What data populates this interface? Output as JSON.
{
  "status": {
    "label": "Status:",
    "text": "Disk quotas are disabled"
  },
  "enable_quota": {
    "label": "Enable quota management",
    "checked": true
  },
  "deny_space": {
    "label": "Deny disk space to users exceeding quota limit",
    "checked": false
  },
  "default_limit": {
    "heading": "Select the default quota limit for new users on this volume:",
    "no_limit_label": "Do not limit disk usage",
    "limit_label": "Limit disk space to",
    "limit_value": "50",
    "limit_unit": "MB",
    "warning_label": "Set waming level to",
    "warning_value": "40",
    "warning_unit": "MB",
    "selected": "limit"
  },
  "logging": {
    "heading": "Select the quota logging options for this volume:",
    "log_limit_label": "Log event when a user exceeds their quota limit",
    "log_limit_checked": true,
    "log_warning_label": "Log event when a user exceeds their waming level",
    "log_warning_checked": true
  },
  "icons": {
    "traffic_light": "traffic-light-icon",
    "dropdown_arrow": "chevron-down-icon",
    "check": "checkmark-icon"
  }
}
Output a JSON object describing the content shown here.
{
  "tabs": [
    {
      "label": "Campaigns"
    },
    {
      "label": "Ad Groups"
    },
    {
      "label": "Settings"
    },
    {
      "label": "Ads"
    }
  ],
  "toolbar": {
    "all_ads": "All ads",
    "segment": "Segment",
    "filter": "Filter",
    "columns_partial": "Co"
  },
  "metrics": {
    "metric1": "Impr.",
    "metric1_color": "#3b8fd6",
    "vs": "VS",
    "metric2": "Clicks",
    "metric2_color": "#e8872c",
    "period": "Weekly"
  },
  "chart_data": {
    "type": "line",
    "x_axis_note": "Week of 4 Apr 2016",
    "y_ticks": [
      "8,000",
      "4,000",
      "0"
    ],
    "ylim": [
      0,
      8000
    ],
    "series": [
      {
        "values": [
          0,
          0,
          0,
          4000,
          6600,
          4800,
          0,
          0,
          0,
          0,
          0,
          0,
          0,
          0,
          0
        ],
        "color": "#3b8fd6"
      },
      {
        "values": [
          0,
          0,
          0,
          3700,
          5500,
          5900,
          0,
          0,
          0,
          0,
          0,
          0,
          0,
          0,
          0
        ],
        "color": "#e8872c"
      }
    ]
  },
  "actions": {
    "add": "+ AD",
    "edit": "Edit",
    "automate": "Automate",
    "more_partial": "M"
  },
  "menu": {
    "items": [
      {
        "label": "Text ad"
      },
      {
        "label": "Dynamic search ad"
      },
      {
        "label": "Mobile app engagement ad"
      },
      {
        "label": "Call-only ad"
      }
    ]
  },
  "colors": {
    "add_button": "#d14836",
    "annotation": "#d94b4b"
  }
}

__________

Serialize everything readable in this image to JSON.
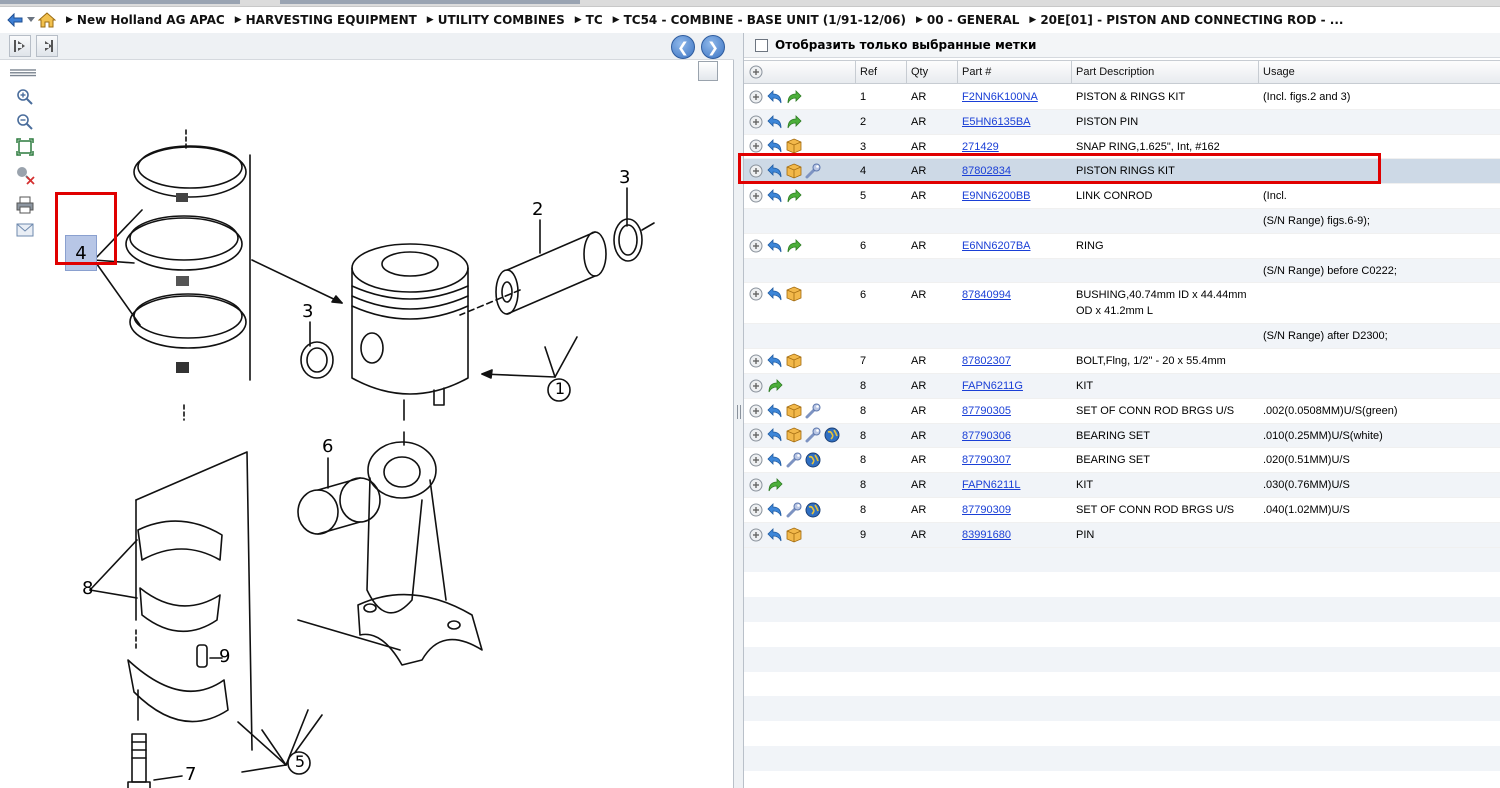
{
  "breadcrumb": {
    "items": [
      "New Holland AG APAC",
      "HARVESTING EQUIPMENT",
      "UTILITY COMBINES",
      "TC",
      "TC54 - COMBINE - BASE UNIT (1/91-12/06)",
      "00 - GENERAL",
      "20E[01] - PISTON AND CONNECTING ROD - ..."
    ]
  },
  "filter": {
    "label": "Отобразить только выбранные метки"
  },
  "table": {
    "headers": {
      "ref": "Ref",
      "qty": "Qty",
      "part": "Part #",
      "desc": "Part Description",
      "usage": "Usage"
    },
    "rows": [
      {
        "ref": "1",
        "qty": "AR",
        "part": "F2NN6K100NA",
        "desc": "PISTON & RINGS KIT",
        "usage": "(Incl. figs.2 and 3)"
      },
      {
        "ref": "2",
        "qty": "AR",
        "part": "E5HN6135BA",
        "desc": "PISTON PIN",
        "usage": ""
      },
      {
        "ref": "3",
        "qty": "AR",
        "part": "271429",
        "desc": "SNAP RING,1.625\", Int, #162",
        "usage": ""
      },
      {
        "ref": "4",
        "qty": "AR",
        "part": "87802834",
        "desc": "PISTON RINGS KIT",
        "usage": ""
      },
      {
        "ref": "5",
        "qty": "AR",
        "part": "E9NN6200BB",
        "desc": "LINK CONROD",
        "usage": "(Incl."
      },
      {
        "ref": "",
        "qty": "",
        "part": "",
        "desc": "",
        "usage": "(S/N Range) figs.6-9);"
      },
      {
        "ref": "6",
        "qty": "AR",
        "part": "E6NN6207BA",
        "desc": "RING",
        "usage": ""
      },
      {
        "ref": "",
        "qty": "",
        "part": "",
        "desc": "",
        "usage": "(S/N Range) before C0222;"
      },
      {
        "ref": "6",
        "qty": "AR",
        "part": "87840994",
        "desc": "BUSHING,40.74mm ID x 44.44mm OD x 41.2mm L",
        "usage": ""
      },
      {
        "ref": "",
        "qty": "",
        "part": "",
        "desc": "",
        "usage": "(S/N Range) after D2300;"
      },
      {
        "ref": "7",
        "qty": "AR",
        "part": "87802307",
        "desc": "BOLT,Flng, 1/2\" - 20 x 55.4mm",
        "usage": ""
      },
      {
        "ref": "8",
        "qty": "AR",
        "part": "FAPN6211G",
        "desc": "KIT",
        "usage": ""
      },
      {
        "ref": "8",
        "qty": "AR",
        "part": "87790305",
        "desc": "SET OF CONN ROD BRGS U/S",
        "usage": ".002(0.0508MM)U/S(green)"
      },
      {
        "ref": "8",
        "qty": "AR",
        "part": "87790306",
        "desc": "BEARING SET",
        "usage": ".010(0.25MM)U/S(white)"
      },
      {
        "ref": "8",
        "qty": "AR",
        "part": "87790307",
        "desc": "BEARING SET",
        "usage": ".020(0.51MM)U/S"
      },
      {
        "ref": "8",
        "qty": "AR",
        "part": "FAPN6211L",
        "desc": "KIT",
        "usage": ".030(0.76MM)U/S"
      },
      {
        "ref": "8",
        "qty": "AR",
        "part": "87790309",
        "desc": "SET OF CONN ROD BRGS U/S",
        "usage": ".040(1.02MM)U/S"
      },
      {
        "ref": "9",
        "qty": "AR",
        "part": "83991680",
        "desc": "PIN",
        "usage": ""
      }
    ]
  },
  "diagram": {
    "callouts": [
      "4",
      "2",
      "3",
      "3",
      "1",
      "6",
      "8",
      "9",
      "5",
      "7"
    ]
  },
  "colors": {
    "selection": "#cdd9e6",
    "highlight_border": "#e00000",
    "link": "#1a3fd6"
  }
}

__________

• **GOAL**
Read the entries and select each line where the word "JSON" is found.

• **EXPECTED OUTPUT**
What data populates this interface? Output as JSON.
Output a JSON object describing the content shown here.
Serialize everything readable in this image to JSON.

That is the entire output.